# What you will do:
Among the entries that follow, find every line with the word "COVID" and copy it.

# Information provided:
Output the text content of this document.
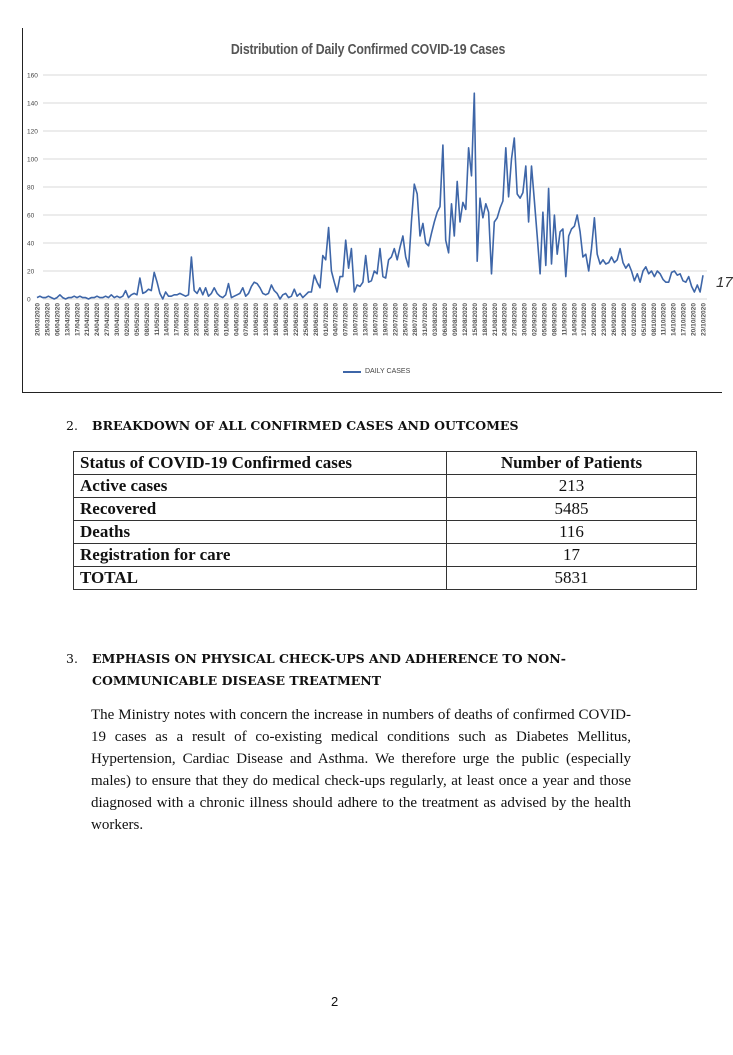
Distribution of Daily Confirmed COVID-19 Cases
0
20
40
60
80
100
120
140
160
20/03/2020 25/03/2020 06/04/2020 13/04/2020 17/04/2020 21/04/2020 24/04/2020 27/04/2020 30/04/2020 02/05/2020 05/05/2020 08/05/2020 11/05/2020 14/05/2020 17/05/2020 20/05/2020 23/05/2020 26/05/2020 29/05/2020 01/06/2020 04/06/2020 07/06/2020 10/06/2020 13/06/2020 16/06/2020 19/06/2020 22/06/2020 25/06/2020 28/06/2020 01/07/2020 04/07/2020 07/07/2020 10/07/2020 13/07/2020 16/07/2020 19/07/2020 22/07/2020 25/07/2020 28/07/2020 31/07/2020 03/08/2020 06/08/2020 09/08/2020 12/08/2020 15/08/2020 18/08/2020 21/08/2020 24/08/2020 27/08/2020 30/08/2020 02/09/2020 05/09/2020 08/09/2020 11/09/2020 14/09/2020 17/09/2020 20/09/2020 23/09/2020 26/09/2020 29/09/2020 02/10/2020 05/10/2020 08/10/2020 11/10/2020 14/10/2020 17/10/2020 20/10/2020 23/10/2020
17
DAILY CASES
2. BREAKDOWN OF ALL CONFIRMED CASES AND OUTCOMES
Status of COVID-19 Confirmed cases	Number of Patients
Active cases	213
Recovered	5485
Deaths	116
Registration for care	17
TOTAL	5831
3. EMPHASIS ON PHYSICAL CHECK-UPS AND ADHERENCE TO NON-
COMMUNICABLE DISEASE TREATMENT
The Ministry notes with concern the increase in numbers of deaths of confirmed COVID-19 cases as a result of co-existing medical conditions such as Diabetes Mellitus, Hypertension, Cardiac Disease and Asthma. We therefore urge the public (especially males) to ensure that they do medical check-ups regularly, at least once a year and those diagnosed with a chronic illness should adhere to the treatment as advised by the health workers.
2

# Written solution:
Distribution of Daily Confirmed COVID-19 Cases
Status of COVID-19 Confirmed cases	Number of Patients
The Ministry notes with concern the increase in numbers of deaths of confirmed COVID-19 cases as a result of co-existing medical conditions such as Diabetes Mellitus, Hypertension, Cardiac Disease and Asthma. We therefore urge the public (especially males) to ensure that they do medical check-ups regularly, at least once a year and those diagnosed with a chronic illness should adhere to the treatment as advised by the health workers.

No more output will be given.